### Working data ###

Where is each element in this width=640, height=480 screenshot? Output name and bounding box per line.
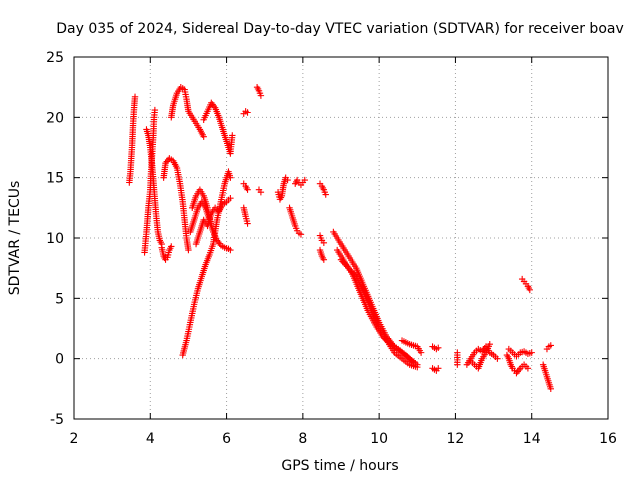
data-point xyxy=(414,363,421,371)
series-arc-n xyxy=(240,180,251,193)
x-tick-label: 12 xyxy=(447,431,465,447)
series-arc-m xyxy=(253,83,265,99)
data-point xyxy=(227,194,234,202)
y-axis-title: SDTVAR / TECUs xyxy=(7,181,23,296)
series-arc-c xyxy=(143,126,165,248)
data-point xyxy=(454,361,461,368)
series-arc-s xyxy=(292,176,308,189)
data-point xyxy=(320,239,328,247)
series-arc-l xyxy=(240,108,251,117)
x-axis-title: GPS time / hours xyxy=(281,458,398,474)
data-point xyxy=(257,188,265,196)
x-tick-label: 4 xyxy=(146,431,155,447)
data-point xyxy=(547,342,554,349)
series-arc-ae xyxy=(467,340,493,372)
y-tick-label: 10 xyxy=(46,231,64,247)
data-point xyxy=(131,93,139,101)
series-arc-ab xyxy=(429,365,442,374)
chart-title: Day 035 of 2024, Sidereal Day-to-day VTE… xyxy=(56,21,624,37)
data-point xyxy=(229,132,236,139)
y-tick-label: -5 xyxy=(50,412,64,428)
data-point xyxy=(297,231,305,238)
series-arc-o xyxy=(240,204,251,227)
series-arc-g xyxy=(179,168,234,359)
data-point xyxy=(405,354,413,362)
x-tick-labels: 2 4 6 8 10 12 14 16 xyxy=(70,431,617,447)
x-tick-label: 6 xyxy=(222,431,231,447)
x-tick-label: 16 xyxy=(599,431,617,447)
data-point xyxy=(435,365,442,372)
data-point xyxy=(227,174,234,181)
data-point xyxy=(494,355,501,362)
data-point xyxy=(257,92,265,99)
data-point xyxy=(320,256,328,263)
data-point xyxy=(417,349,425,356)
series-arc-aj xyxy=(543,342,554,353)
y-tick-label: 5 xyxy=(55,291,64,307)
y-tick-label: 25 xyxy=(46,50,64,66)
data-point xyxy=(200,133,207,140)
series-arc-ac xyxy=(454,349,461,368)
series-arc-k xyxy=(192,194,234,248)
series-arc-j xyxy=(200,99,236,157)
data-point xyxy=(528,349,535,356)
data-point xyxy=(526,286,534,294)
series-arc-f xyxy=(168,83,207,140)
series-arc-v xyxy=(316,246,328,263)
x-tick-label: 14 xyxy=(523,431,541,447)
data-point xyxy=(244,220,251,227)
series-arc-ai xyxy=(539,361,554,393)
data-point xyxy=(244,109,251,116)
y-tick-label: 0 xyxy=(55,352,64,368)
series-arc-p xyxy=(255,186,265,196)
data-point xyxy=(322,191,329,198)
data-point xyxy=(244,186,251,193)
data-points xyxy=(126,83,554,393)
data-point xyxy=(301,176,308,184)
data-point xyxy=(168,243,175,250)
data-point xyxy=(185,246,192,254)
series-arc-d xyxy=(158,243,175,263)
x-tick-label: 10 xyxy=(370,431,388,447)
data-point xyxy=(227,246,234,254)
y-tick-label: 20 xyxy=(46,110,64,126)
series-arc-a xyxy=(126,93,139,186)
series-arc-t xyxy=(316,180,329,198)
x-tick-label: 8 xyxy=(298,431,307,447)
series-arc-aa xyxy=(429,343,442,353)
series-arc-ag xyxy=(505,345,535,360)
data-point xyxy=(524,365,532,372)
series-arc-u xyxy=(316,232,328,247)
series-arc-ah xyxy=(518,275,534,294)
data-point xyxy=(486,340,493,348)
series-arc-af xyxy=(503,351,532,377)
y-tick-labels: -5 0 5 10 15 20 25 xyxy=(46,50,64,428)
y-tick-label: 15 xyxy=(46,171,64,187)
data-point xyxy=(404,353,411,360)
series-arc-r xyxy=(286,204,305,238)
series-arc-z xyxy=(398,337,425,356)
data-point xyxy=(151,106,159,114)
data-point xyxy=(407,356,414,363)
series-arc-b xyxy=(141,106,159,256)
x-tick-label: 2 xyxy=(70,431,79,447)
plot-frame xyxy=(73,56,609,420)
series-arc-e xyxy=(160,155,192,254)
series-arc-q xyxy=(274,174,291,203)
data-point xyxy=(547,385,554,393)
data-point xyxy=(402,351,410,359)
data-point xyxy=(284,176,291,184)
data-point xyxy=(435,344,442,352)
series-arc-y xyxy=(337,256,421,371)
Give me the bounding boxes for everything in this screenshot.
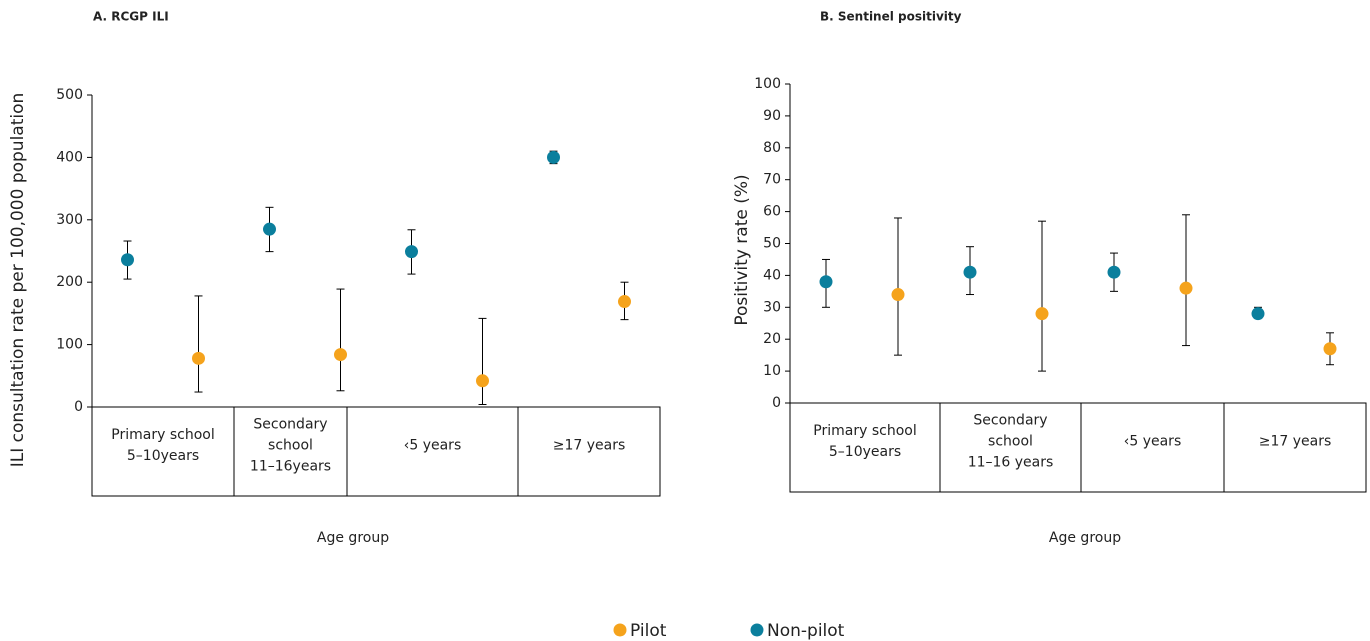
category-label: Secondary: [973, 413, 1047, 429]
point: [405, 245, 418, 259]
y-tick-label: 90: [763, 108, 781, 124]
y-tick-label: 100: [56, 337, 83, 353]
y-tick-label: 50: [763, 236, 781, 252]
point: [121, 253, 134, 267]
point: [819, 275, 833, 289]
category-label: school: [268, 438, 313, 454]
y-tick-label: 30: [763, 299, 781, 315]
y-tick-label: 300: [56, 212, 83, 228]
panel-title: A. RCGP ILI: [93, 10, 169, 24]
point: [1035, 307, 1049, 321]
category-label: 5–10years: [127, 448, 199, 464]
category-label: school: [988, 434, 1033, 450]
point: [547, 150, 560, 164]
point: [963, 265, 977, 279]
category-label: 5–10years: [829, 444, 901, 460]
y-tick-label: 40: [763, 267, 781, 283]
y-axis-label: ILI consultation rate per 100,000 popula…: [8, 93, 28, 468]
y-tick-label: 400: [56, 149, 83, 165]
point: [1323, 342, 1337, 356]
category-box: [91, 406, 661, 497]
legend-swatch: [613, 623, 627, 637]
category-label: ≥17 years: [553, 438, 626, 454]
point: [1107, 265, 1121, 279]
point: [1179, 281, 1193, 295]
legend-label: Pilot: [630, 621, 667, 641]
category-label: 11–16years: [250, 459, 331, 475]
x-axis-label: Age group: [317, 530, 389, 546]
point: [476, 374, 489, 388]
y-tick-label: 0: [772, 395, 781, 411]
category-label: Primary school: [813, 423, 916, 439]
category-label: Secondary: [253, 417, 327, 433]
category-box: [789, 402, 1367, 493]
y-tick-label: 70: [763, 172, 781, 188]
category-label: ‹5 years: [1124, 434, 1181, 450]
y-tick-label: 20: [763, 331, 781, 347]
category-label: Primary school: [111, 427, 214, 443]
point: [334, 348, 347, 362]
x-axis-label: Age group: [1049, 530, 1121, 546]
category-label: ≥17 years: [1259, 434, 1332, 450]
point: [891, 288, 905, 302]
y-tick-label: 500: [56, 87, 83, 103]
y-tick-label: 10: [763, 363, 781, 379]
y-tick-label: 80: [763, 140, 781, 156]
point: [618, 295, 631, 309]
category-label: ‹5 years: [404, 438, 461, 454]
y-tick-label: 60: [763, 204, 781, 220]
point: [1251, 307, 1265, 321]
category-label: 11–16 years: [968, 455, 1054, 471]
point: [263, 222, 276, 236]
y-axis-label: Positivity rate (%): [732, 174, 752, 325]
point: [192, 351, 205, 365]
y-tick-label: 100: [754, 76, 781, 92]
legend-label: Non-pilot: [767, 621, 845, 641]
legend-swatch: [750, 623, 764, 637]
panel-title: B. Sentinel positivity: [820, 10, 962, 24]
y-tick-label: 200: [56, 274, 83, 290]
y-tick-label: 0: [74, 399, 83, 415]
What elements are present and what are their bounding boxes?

###
### Working data ###

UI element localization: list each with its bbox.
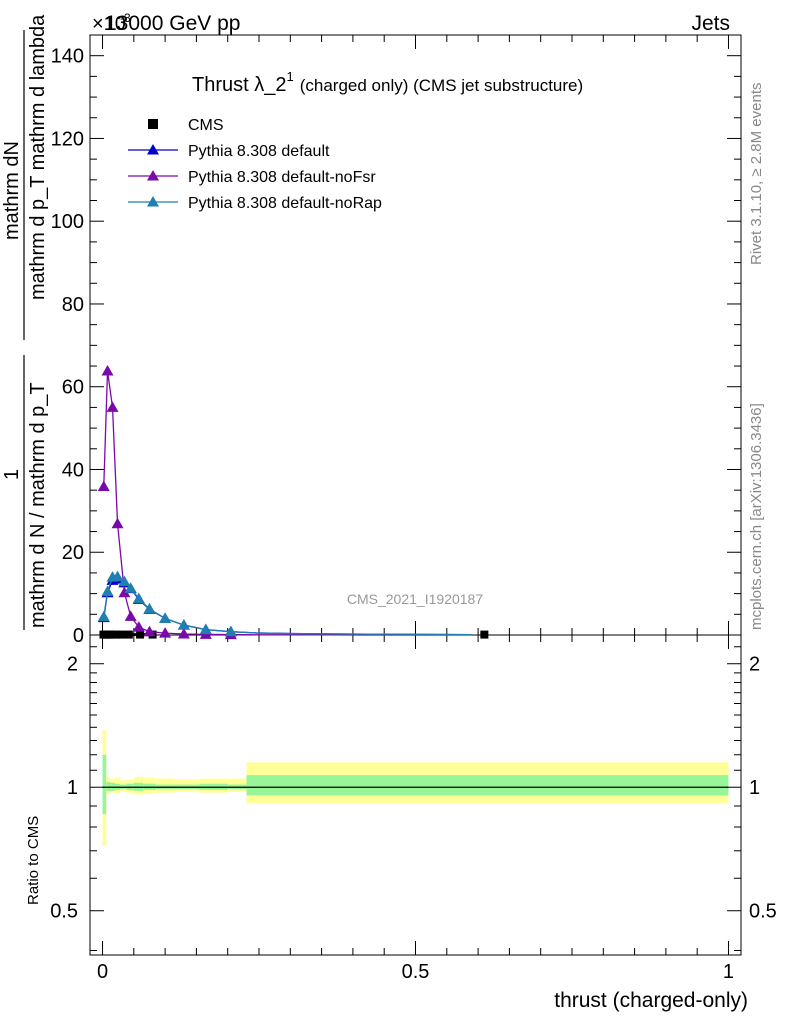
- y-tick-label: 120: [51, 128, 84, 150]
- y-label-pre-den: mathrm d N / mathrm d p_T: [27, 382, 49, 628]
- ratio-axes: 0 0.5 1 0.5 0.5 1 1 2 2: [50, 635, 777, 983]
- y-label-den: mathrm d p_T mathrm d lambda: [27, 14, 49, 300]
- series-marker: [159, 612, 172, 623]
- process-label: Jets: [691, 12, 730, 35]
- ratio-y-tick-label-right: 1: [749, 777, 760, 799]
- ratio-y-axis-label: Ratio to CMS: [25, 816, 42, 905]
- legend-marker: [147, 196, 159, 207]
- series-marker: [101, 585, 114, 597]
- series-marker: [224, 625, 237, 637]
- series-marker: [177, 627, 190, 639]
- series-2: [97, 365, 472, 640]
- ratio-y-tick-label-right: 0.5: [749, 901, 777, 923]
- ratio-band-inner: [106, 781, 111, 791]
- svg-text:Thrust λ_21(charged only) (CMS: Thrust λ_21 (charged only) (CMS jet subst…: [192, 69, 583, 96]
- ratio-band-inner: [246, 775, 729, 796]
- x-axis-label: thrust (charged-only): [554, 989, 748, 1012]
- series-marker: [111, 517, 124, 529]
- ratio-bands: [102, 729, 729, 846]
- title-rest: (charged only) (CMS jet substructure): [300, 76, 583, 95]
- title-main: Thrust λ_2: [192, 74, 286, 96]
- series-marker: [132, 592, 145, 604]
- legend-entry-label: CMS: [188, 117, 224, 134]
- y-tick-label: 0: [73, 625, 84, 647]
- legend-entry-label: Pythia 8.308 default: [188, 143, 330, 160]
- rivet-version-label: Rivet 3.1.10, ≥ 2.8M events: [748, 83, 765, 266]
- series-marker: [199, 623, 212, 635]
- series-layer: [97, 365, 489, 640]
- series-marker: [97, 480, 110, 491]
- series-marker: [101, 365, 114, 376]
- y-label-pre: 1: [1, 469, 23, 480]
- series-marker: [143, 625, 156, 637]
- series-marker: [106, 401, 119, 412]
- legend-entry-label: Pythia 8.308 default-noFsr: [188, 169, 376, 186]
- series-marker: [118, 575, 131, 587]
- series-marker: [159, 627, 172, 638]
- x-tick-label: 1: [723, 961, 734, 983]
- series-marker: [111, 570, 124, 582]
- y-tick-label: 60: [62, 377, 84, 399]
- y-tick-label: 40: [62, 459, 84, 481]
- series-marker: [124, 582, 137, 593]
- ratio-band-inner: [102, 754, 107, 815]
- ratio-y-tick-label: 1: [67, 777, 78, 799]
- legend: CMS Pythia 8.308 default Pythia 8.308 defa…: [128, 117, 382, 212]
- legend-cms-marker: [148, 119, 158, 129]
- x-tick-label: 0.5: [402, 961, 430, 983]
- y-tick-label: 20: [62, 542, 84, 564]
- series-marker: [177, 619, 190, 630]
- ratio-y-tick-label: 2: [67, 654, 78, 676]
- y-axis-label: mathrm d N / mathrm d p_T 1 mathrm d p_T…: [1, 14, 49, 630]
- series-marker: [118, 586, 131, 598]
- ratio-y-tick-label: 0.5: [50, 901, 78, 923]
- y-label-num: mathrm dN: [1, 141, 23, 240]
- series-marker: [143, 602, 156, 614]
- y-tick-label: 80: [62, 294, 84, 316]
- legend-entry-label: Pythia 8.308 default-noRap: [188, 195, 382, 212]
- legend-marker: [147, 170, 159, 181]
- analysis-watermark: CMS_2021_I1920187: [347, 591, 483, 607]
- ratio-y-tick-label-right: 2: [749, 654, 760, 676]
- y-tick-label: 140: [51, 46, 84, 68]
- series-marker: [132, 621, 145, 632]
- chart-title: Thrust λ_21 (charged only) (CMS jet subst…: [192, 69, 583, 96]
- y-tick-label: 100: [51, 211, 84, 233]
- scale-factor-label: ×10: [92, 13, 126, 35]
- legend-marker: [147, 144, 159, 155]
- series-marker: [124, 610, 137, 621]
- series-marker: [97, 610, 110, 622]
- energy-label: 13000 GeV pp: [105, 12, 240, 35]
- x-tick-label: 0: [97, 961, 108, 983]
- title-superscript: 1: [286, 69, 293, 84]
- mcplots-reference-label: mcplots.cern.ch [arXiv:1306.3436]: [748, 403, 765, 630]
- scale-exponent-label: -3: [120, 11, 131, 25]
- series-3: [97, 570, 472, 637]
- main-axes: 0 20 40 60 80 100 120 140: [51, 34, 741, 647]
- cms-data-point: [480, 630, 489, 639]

###
### Working data ###

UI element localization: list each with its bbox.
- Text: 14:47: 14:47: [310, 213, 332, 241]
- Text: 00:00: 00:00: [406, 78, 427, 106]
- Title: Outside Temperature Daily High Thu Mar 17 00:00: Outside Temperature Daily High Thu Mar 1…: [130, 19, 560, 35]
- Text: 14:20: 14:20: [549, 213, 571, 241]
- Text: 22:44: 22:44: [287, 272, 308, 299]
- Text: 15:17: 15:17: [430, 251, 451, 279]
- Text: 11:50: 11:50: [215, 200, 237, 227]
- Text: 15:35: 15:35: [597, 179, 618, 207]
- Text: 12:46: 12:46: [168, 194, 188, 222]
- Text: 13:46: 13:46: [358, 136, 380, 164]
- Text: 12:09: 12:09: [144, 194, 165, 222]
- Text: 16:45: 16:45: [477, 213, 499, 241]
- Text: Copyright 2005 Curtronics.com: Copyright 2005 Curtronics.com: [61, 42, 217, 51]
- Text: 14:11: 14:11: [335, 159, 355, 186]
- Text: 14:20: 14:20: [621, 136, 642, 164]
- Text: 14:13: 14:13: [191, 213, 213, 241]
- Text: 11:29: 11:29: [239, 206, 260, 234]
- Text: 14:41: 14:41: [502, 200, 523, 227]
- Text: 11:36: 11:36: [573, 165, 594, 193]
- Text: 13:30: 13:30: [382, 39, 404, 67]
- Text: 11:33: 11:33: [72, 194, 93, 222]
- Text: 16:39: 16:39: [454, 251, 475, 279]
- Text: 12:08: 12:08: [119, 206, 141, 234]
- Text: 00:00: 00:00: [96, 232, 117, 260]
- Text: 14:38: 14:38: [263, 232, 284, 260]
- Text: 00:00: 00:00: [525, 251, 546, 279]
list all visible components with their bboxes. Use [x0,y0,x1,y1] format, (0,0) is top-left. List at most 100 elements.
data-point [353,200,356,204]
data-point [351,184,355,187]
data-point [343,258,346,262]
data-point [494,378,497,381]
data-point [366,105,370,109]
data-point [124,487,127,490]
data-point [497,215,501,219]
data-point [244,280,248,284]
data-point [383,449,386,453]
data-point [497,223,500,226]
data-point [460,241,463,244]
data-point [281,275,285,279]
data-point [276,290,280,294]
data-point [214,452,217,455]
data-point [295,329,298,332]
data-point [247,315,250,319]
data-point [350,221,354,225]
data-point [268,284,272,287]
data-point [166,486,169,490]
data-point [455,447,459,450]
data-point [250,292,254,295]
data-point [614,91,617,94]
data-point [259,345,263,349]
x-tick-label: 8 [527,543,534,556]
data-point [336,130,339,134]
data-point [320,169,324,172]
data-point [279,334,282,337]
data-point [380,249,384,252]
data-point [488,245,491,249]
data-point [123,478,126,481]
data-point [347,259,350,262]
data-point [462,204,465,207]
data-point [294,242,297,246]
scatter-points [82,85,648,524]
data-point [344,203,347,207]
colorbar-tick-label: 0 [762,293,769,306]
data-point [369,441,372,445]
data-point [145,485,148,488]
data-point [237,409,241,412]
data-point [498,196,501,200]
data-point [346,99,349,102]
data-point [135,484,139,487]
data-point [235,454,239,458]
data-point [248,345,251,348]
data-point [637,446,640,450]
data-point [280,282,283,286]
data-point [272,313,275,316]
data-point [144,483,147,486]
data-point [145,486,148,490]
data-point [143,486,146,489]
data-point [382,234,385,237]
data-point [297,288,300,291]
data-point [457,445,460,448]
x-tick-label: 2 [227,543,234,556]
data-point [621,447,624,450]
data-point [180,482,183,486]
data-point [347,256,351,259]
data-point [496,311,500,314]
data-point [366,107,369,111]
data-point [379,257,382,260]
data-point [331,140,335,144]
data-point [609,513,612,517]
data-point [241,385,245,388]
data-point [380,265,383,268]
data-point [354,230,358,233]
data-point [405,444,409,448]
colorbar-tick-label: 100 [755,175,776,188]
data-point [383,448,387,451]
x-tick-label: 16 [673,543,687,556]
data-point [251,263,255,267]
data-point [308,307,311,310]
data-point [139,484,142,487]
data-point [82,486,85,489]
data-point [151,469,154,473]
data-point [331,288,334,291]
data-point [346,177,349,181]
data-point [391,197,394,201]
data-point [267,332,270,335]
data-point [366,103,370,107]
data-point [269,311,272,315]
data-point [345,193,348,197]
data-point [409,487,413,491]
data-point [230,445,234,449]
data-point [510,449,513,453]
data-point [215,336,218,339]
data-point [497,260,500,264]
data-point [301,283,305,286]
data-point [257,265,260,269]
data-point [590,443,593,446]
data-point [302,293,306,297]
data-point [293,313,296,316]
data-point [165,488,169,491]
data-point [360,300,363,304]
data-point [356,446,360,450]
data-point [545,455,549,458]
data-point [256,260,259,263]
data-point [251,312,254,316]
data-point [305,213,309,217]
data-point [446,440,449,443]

###

## Description of the task
Print the lines of the listing that begin with the line containing "category-label: Secondary: [973, 413, 1047, 429]" and continue through the line containing "category-label: school: [268, 438, 313, 454]", with both of those lines included. Reproduce each line without any change.

## Task response
category-label: Secondary: [973, 413, 1047, 429]
point: [405, 245, 418, 259]
y-tick-label: 90: [763, 108, 781, 124]
y-tick-label: 100: [56, 337, 83, 353]
y-tick-label: 50: [763, 236, 781, 252]
point: [121, 253, 134, 267]
point: [819, 275, 833, 289]
category-label: school: [268, 438, 313, 454]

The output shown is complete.